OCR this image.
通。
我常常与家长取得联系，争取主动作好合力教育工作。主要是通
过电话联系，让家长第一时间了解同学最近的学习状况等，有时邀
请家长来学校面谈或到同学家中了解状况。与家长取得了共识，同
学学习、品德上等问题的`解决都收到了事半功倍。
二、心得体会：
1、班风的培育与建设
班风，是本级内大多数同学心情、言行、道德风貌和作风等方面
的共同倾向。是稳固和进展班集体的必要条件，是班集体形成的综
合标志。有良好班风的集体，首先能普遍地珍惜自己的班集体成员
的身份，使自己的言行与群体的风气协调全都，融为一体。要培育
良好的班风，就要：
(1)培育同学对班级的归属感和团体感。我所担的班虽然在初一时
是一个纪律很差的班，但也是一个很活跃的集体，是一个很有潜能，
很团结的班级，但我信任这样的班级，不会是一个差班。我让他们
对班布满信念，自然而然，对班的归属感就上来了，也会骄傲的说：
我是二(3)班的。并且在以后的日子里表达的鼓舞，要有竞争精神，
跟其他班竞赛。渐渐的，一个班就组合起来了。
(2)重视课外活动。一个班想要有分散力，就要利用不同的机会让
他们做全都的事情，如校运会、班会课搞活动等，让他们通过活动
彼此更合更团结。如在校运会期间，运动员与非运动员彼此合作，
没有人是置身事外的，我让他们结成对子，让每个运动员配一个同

(Exercise description)
Each line of the material must be restated exactly.

(Exercise result)
OCR this image.
通。
我常常与家长取得联系，争取主动作好合力教育工作。主要是通
过电话联系，让家长第一时间了解同学最近的学习状况等，有时邀
请家长来学校面谈或到同学家中了解状况。与家长取得了共识，同
学学习、品德上等问题的`解决都收到了事半功倍。
二、心得体会：
1、班风的培育与建设
班风，是本级内大多数同学心情、言行、道德风貌和作风等方面
的共同倾向。是稳固和进展班集体的必要条件，是班集体形成的综
合标志。有良好班风的集体，首先能普遍地珍惜自己的班集体成员
的身份，使自己的言行与群体的风气协调全都，融为一体。要培育
良好的班风，就要：
(1)培育同学对班级的归属感和团体感。我所担的班虽然在初一时
是一个纪律很差的班，但也是一个很活跃的集体，是一个很有潜能，
很团结的班级，但我信任这样的班级，不会是一个差班。我让他们
对班布满信念，自然而然，对班的归属感就上来了，也会骄傲的说：
我是二(3)班的。并且在以后的日子里表达的鼓舞，要有竞争精神，
跟其他班竞赛。渐渐的，一个班就组合起来了。
(2)重视课外活动。一个班想要有分散力，就要利用不同的机会让
他们做全都的事情，如校运会、班会课搞活动等，让他们通过活动
彼此更合更团结。如在校运会期间，运动员与非运动员彼此合作，
没有人是置身事外的，我让他们结成对子，让每个运动员配一个同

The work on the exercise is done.